## INSTRUCTIONS FOR THE TASK
Copy out the lines from the one containing "307, 280, 329]" up to and including the one containing "127, 213, 137]", keeping every character unchanged.

>> start DATA RECORDS

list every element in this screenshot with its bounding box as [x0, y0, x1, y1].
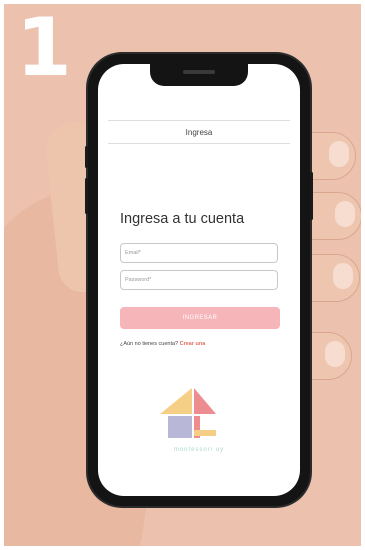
login-button[interactable]: INGRESAR	[120, 307, 280, 329]
phone-side-button	[310, 172, 313, 220]
signup-link[interactable]: Crear una	[180, 341, 206, 347]
password-field[interactable]	[120, 270, 278, 290]
logo-text: montessori uy	[173, 447, 225, 453]
photo-background: 1 Ingresa Ingresa a tu cuenta INGRESAR ¿…	[4, 4, 361, 546]
header-title: Ingresa	[185, 127, 213, 137]
phone-notch	[150, 64, 248, 86]
phone-screen: Ingresa Ingresa a tu cuenta INGRESAR ¿Aú…	[98, 64, 300, 496]
step-number: 1	[16, 4, 72, 94]
phone-device: Ingresa Ingresa a tu cuenta INGRESAR ¿Aú…	[85, 54, 313, 506]
page-title: Ingresa a tu cuenta	[120, 211, 245, 227]
phone-side-button	[85, 178, 88, 214]
app-header: Ingresa	[108, 120, 290, 144]
signup-prompt: ¿Aún no tienes cuenta?	[120, 341, 179, 347]
speaker-icon	[183, 70, 215, 74]
email-field[interactable]	[120, 243, 278, 263]
montessori-logo-icon	[160, 388, 216, 438]
phone-side-button	[85, 146, 88, 168]
signup-line: ¿Aún no tienes cuenta? Crear una	[120, 341, 205, 347]
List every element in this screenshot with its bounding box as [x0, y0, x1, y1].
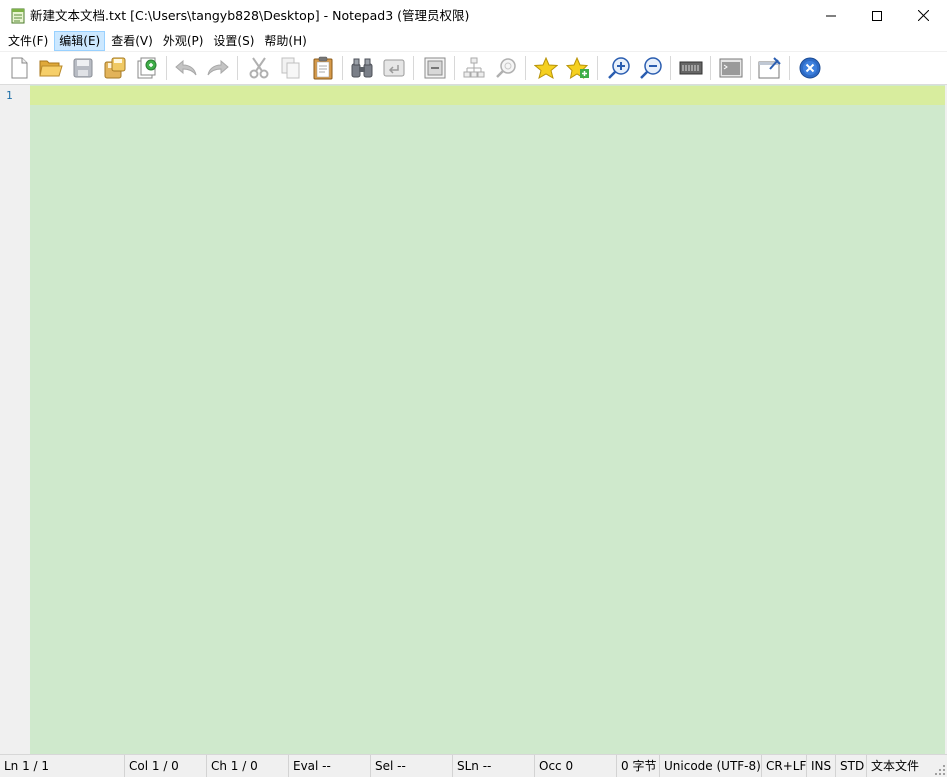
close-icon: [917, 10, 929, 21]
save-copy-button[interactable]: [134, 55, 160, 81]
new-file-icon: [11, 57, 28, 79]
exit-icon: [799, 57, 821, 79]
find-icon: [351, 58, 373, 78]
close-button[interactable]: [900, 0, 946, 31]
menu-file[interactable]: 文件(F): [4, 31, 52, 51]
save-copy-icon: [137, 57, 157, 79]
terminal-icon: [719, 58, 743, 78]
maximize-button[interactable]: [854, 0, 900, 31]
copy-icon: [281, 57, 300, 79]
save-icon: [73, 58, 93, 78]
status-char[interactable]: Ch 1 / 0: [207, 755, 289, 777]
exit-button[interactable]: [797, 55, 823, 81]
menu-view[interactable]: 查看(V): [107, 31, 157, 51]
pin-button[interactable]: [757, 55, 783, 81]
new-file-button[interactable]: [6, 55, 32, 81]
add-favorite-icon: [566, 57, 589, 79]
terminal-button[interactable]: [718, 55, 744, 81]
window-title: 新建文本文档.txt [C:\Users\tangyb828\Desktop] …: [30, 8, 470, 23]
zoom-out-button[interactable]: [638, 55, 664, 81]
current-line-highlight: [30, 86, 945, 105]
status-column[interactable]: Col 1 / 0: [125, 755, 207, 777]
open-button[interactable]: [38, 55, 64, 81]
redo-icon: [207, 59, 229, 76]
pin-icon: [758, 57, 781, 79]
minimize-button[interactable]: [808, 0, 854, 31]
toolbar: [0, 52, 947, 85]
status-occurrences[interactable]: Occ 0: [535, 755, 617, 777]
title-bar: 新建文本文档.txt [C:\Users\tangyb828\Desktop] …: [0, 0, 947, 31]
save-as-button[interactable]: [102, 55, 128, 81]
text-area[interactable]: [30, 85, 945, 754]
monospace-button[interactable]: [678, 55, 704, 81]
menu-help[interactable]: 帮助(H): [260, 31, 310, 51]
menu-edit[interactable]: 编辑(E): [54, 31, 106, 51]
save-as-icon: [104, 57, 126, 79]
status-line-ending[interactable]: CR+LF: [762, 755, 807, 777]
open-folder-icon: [39, 60, 63, 77]
status-insert-mode[interactable]: INS: [807, 755, 836, 777]
favorite-icon: [534, 57, 558, 79]
status-line[interactable]: Ln 1 / 1: [0, 755, 125, 777]
status-file-type[interactable]: 文本文件: [867, 755, 931, 777]
zoom-find-icon: [496, 58, 516, 78]
resize-grip-icon[interactable]: [934, 764, 946, 776]
paste-icon: [313, 56, 333, 80]
undo-icon: [175, 59, 197, 76]
zoom-out-icon: [640, 57, 662, 79]
tree-button[interactable]: [461, 55, 487, 81]
status-bytes[interactable]: 0 字节: [617, 755, 660, 777]
status-selection[interactable]: Sel --: [371, 755, 453, 777]
notepad-app-icon[interactable]: [11, 8, 25, 24]
menu-appearance[interactable]: 外观(P): [159, 31, 208, 51]
zoom-in-icon: [608, 57, 630, 79]
add-favorite-button[interactable]: [565, 55, 591, 81]
minimize-icon: [826, 15, 836, 16]
menu-settings[interactable]: 设置(S): [209, 31, 258, 51]
cut-icon: [249, 57, 269, 79]
monospace-icon: [679, 61, 703, 75]
maximize-icon: [872, 10, 882, 21]
line-number: 1: [6, 89, 13, 102]
replace-icon: [383, 59, 405, 77]
redo-button[interactable]: [205, 55, 231, 81]
line-number-gutter[interactable]: 1: [0, 85, 30, 754]
zoom-in-button[interactable]: [606, 55, 632, 81]
menu-bar: 文件(F) 编辑(E) 查看(V) 外观(P) 设置(S) 帮助(H): [0, 31, 947, 52]
status-std[interactable]: STD: [836, 755, 867, 777]
status-eval[interactable]: Eval --: [289, 755, 371, 777]
undo-button[interactable]: [173, 55, 199, 81]
goto-line-icon: [424, 57, 446, 79]
copy-button[interactable]: [278, 55, 304, 81]
status-bar: Ln 1 / 1 Col 1 / 0 Ch 1 / 0 Eval -- Sel …: [0, 754, 947, 777]
tree-icon: [463, 57, 485, 78]
status-encoding[interactable]: Unicode (UTF-8): [660, 755, 762, 777]
editor: 1: [0, 85, 947, 754]
zoom-find-button[interactable]: [493, 55, 519, 81]
replace-button[interactable]: [381, 55, 407, 81]
cut-button[interactable]: [246, 55, 272, 81]
find-button[interactable]: [349, 55, 375, 81]
favorite-button[interactable]: [533, 55, 559, 81]
status-selected-lines[interactable]: SLn --: [453, 755, 535, 777]
save-button[interactable]: [70, 55, 96, 81]
paste-button[interactable]: [310, 55, 336, 81]
goto-line-button[interactable]: [422, 55, 448, 81]
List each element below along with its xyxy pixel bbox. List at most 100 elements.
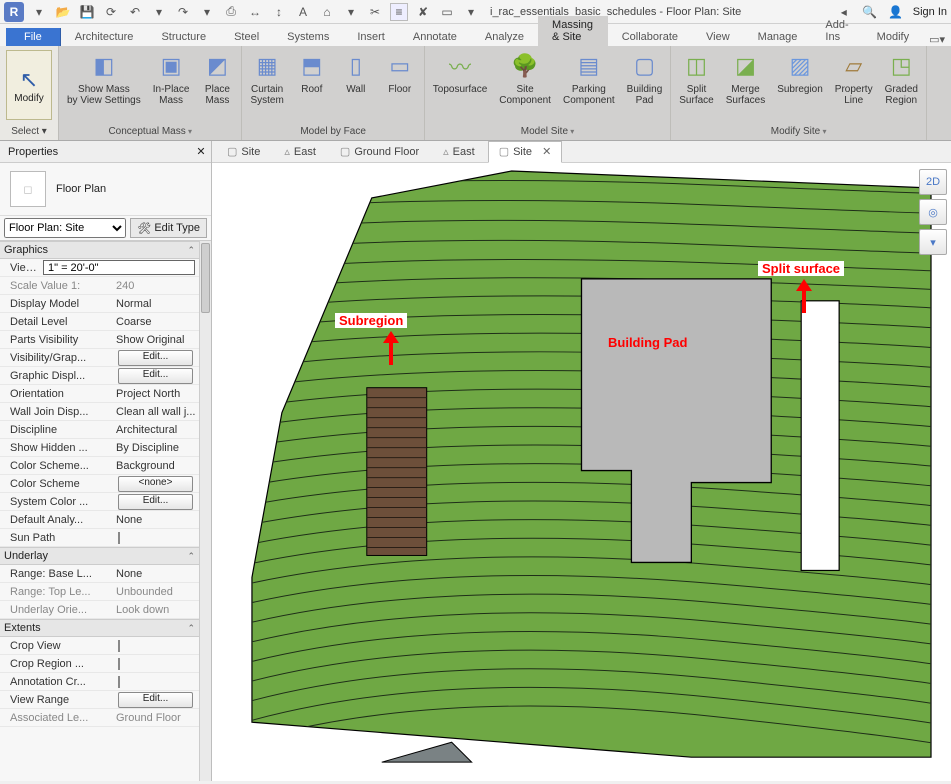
tab-massing-site[interactable]: Massing & Site — [538, 16, 608, 46]
prop-display-model[interactable]: Display Model Normal — [0, 295, 199, 313]
dim-icon[interactable]: ↕ — [270, 3, 288, 21]
prop-parts-visibility[interactable]: Parts Visibility Show Original — [0, 331, 199, 349]
prop-show-hidden[interactable]: Show Hidden ... By Discipline — [0, 439, 199, 457]
doc-tab-ground[interactable]: ▢Ground Floor — [329, 142, 430, 162]
panel-title-select[interactable]: Select ▾ — [2, 124, 56, 140]
caret-icon[interactable]: ▾ — [342, 3, 360, 21]
prop-color-scheme[interactable]: Color Scheme <none> — [0, 475, 199, 493]
prop-view-scale[interactable]: View Scale — [0, 259, 199, 277]
switch-windows-icon[interactable]: ▭ — [438, 3, 456, 21]
annotation-crop-checkbox[interactable] — [118, 676, 120, 688]
prop-crop-region[interactable]: Crop Region ... — [0, 655, 199, 673]
section-icon[interactable]: ✂ — [366, 3, 384, 21]
redo-icon[interactable]: ↷ — [174, 3, 192, 21]
sync-icon[interactable]: ⟳ — [102, 3, 120, 21]
ribbon-layout-icon[interactable]: ▭▾ — [929, 33, 945, 46]
tab-close-icon[interactable]: ✕ — [542, 145, 551, 158]
tab-annotate[interactable]: Annotate — [399, 28, 471, 46]
edit-type-button[interactable]: 🛠 Edit Type — [130, 218, 207, 238]
doc-tab-site-1[interactable]: ▢Site — [216, 142, 271, 162]
doc-tab-site-active[interactable]: ▢ Site ✕ — [488, 141, 563, 163]
tab-view[interactable]: View — [692, 28, 744, 46]
tab-architecture[interactable]: Architecture — [61, 28, 148, 46]
search-icon[interactable]: 🔍 — [861, 3, 879, 21]
group-extents[interactable]: Extents⌃ — [0, 619, 199, 637]
nav-wheel-button[interactable]: ◎ — [919, 199, 947, 225]
property-line-button[interactable]: ▱ Property Line — [829, 46, 879, 124]
system-color-edit-button[interactable]: Edit... — [118, 494, 193, 510]
prop-visibility-overrides[interactable]: Visibility/Grap... Edit... — [0, 349, 199, 367]
tab-structure[interactable]: Structure — [147, 28, 220, 46]
graphic-display-edit-button[interactable]: Edit... — [118, 368, 193, 384]
group-graphics[interactable]: Graphics⌃ — [0, 241, 199, 259]
graded-region-button[interactable]: ◳ Graded Region — [879, 46, 924, 124]
toposurface-button[interactable]: 〰 Toposurface — [427, 46, 493, 124]
text-icon[interactable]: A — [294, 3, 312, 21]
wall-button[interactable]: ▯ Wall — [334, 46, 378, 124]
prop-graphic-display[interactable]: Graphic Displ... Edit... — [0, 367, 199, 385]
tab-manage[interactable]: Manage — [744, 28, 812, 46]
show-mass-button[interactable]: ◧ Show Mass by View Settings — [61, 46, 147, 124]
prop-default-analysis[interactable]: Default Analy... None — [0, 511, 199, 529]
tab-analyze[interactable]: Analyze — [471, 28, 538, 46]
subregion-button[interactable]: ▨ Subregion — [771, 46, 829, 124]
crop-region-checkbox[interactable] — [118, 658, 120, 670]
crop-view-checkbox[interactable] — [118, 640, 120, 652]
visibility-edit-button[interactable]: Edit... — [118, 350, 193, 366]
tab-modify[interactable]: Modify — [863, 28, 923, 46]
tab-file[interactable]: File — [6, 28, 61, 46]
curtain-system-button[interactable]: ▦ Curtain System — [244, 46, 289, 124]
sun-path-checkbox[interactable] — [118, 532, 120, 544]
drawing-canvas[interactable]: Subregion Building Pad Split surface 2D … — [212, 163, 951, 781]
signin-link[interactable]: Sign In — [913, 6, 947, 18]
tab-addins[interactable]: Add-Ins — [811, 16, 862, 46]
site-component-button[interactable]: 🌳 Site Component — [493, 46, 557, 124]
roof-button[interactable]: ⬒ Roof — [290, 46, 334, 124]
undo-icon[interactable]: ↶ — [126, 3, 144, 21]
prop-view-range[interactable]: View Range Edit... — [0, 691, 199, 709]
nav-bar-caret-icon[interactable]: ▾ — [919, 229, 947, 255]
panel-title-conceptual[interactable]: Conceptual Mass — [61, 124, 239, 140]
place-mass-button[interactable]: ◩ Place Mass — [195, 46, 239, 124]
panel-title-modify-site[interactable]: Modify Site — [673, 124, 924, 140]
prop-wall-join[interactable]: Wall Join Disp... Clean all wall j... — [0, 403, 199, 421]
split-surface-button[interactable]: ◫ Split Surface — [673, 46, 719, 124]
close-inactive-icon[interactable]: ✘ — [414, 3, 432, 21]
app-menu-caret-icon[interactable]: ▾ — [30, 3, 48, 21]
caret-icon[interactable]: ▾ — [462, 3, 480, 21]
modify-button[interactable]: ↖ Modify — [6, 50, 52, 120]
thin-lines-icon[interactable]: ≡ — [390, 3, 408, 21]
prop-range-base[interactable]: Range: Base L... None — [0, 565, 199, 583]
type-selector[interactable]: ◻ Floor Plan — [0, 163, 211, 216]
panel-title-model-site[interactable]: Model Site — [427, 124, 668, 140]
save-icon[interactable]: 💾 — [78, 3, 96, 21]
viewcube-2d-button[interactable]: 2D — [919, 169, 947, 195]
doc-tab-east-1[interactable]: ▵East — [273, 142, 327, 162]
caret-icon[interactable]: ▾ — [198, 3, 216, 21]
properties-close-icon[interactable]: ✕ — [191, 145, 211, 158]
view-range-edit-button[interactable]: Edit... — [118, 692, 193, 708]
tab-insert[interactable]: Insert — [343, 28, 399, 46]
prop-crop-view[interactable]: Crop View — [0, 637, 199, 655]
open-icon[interactable]: 📂 — [54, 3, 72, 21]
instance-selector[interactable]: Floor Plan: Site — [4, 218, 126, 238]
prop-sun-path[interactable]: Sun Path — [0, 529, 199, 547]
parking-component-button[interactable]: ▤ Parking Component — [557, 46, 621, 124]
prop-detail-level[interactable]: Detail Level Coarse — [0, 313, 199, 331]
prop-discipline[interactable]: Discipline Architectural — [0, 421, 199, 439]
color-scheme-button[interactable]: <none> — [118, 476, 193, 492]
floor-button[interactable]: ▭ Floor — [378, 46, 422, 124]
inplace-mass-button[interactable]: ▣ In-Place Mass — [147, 46, 196, 124]
tab-collaborate[interactable]: Collaborate — [608, 28, 692, 46]
merge-surfaces-button[interactable]: ◪ Merge Surfaces — [720, 46, 771, 124]
measure-icon[interactable]: ↔ — [246, 3, 264, 21]
print-icon[interactable]: ⎙ — [222, 3, 240, 21]
properties-scrollbar[interactable] — [199, 241, 211, 781]
doc-tab-east-2[interactable]: ▵East — [432, 142, 486, 162]
caret-icon[interactable]: ▾ — [150, 3, 168, 21]
group-underlay[interactable]: Underlay⌃ — [0, 547, 199, 565]
scrollbar-thumb[interactable] — [201, 243, 210, 313]
prop-annotation-crop[interactable]: Annotation Cr... — [0, 673, 199, 691]
prop-system-color[interactable]: System Color ... Edit... — [0, 493, 199, 511]
3d-icon[interactable]: ⌂ — [318, 3, 336, 21]
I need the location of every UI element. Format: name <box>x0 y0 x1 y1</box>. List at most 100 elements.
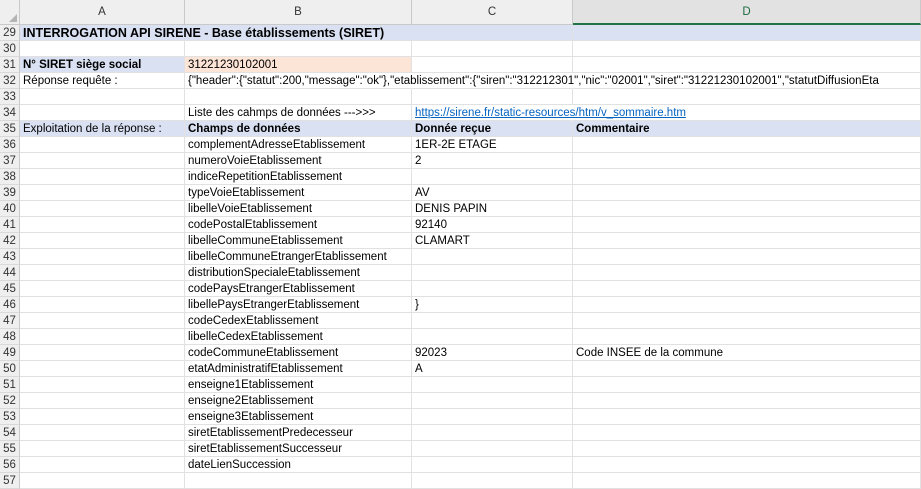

>> end DATA RECORDS

## RESPONSE FOR THIS EXERCISE
login-button[interactable]: INGRESAR	[120, 307, 280, 329]
phone-side-button	[310, 172, 313, 220]
signup-link[interactable]: Crear una	[180, 341, 206, 347]
password-field[interactable]	[120, 270, 278, 290]
logo-text: montessori uy	[173, 447, 225, 453]
photo-background: 1 Ingresa Ingresa a tu cuenta INGRESAR ¿…	[4, 4, 361, 546]
header-title: Ingresa	[185, 127, 213, 137]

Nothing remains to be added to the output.